━━━━━ Extracted records
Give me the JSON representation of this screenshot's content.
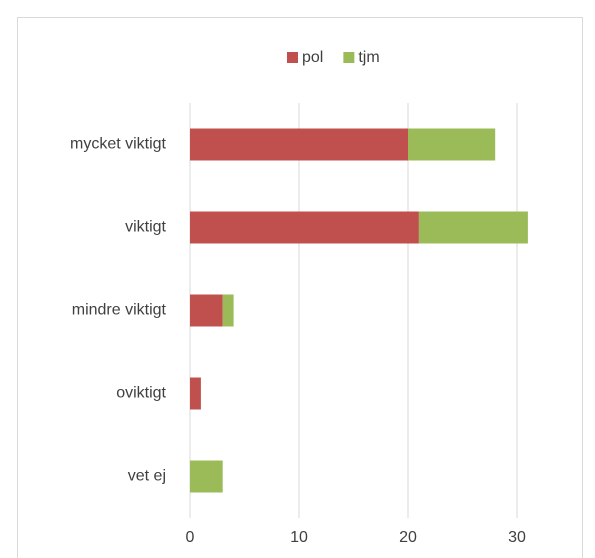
{
  "chart_data": {
    "type": "bar",
    "orientation": "horizontal",
    "stacked": true,
    "categories": [
      "mycket viktigt",
      "viktigt",
      "mindre viktigt",
      "oviktigt",
      "vet ej"
    ],
    "series": [
      {
        "name": "pol",
        "color": "#c0504d",
        "values": [
          20,
          21,
          3,
          1,
          0
        ]
      },
      {
        "name": "tjm",
        "color": "#9bbb59",
        "values": [
          8,
          10,
          1,
          0,
          3
        ]
      }
    ],
    "xlim": [
      0,
      35
    ],
    "xticks": [
      0,
      10,
      20,
      30
    ],
    "grid": true,
    "legend": "top"
  }
}
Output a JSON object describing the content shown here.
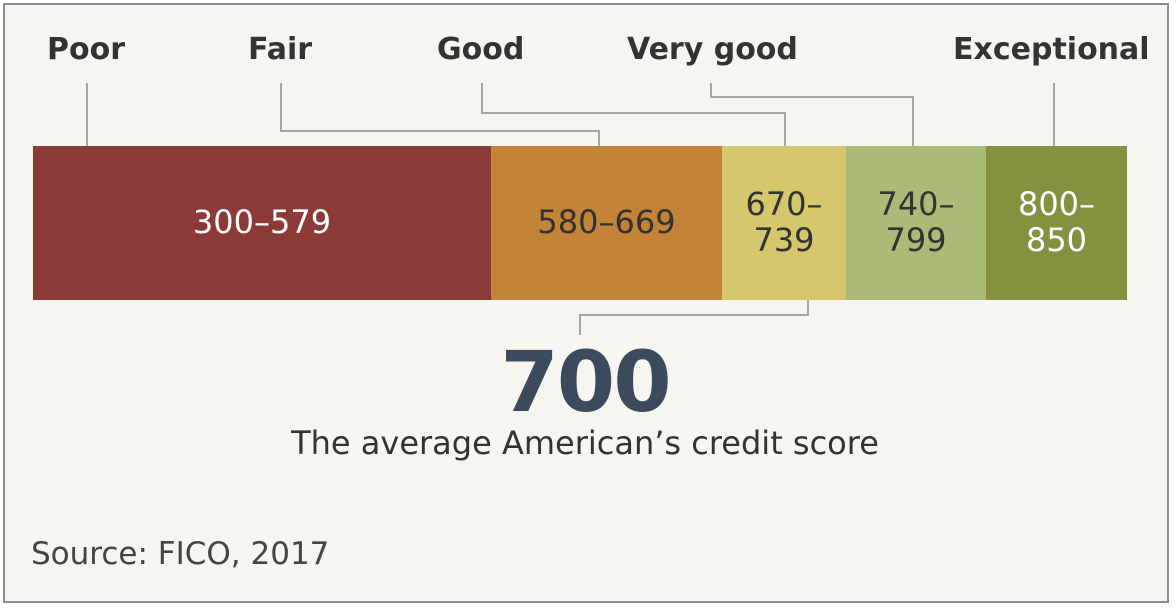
{
  "chart_data": {
    "type": "bar",
    "categories": [
      "Poor",
      "Fair",
      "Good",
      "Very good",
      "Exceptional"
    ],
    "ranges": [
      "300–579",
      "580–669",
      "670–\n739",
      "740–\n799",
      "800–\n850"
    ],
    "range_values": [
      [
        300,
        579
      ],
      [
        580,
        669
      ],
      [
        670,
        739
      ],
      [
        740,
        799
      ],
      [
        800,
        850
      ]
    ],
    "colors": [
      "#8b3a38",
      "#c48437",
      "#d5c76c",
      "#aabb78",
      "#85913f"
    ],
    "text_colors": [
      "#ffffff",
      "#333333",
      "#333333",
      "#333333",
      "#ffffff"
    ],
    "xlim": [
      300,
      850
    ],
    "highlight": {
      "value": 700,
      "label": "700",
      "caption": "The average American’s credit score"
    },
    "source": "Source: FICO, 2017"
  }
}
━━━━━━━━━━
[Problem details]: Go back to the records above and write them out exactly, without the pictures.

[Completed exercise]:
Give me the JSON representation of this screenshot's content.
{
  "chart_data": {
    "type": "bar",
    "orientation": "horizontal",
    "stacked": true,
    "categories": [
      "mycket viktigt",
      "viktigt",
      "mindre viktigt",
      "oviktigt",
      "vet ej"
    ],
    "series": [
      {
        "name": "pol",
        "color": "#c0504d",
        "values": [
          20,
          21,
          3,
          1,
          0
        ]
      },
      {
        "name": "tjm",
        "color": "#9bbb59",
        "values": [
          8,
          10,
          1,
          0,
          3
        ]
      }
    ],
    "xlim": [
      0,
      35
    ],
    "xticks": [
      0,
      10,
      20,
      30
    ],
    "grid": true,
    "legend": "top"
  }
}
Output a JSON object describing the content shown here.
{
  "chart_data": {
    "type": "bar",
    "categories": [
      "Poor",
      "Fair",
      "Good",
      "Very good",
      "Exceptional"
    ],
    "ranges": [
      "300–579",
      "580–669",
      "670–\n739",
      "740–\n799",
      "800–\n850"
    ],
    "range_values": [
      [
        300,
        579
      ],
      [
        580,
        669
      ],
      [
        670,
        739
      ],
      [
        740,
        799
      ],
      [
        800,
        850
      ]
    ],
    "colors": [
      "#8b3a38",
      "#c48437",
      "#d5c76c",
      "#aabb78",
      "#85913f"
    ],
    "text_colors": [
      "#ffffff",
      "#333333",
      "#333333",
      "#333333",
      "#ffffff"
    ],
    "xlim": [
      300,
      850
    ],
    "highlight": {
      "value": 700,
      "label": "700",
      "caption": "The average American’s credit score"
    },
    "source": "Source: FICO, 2017"
  }
}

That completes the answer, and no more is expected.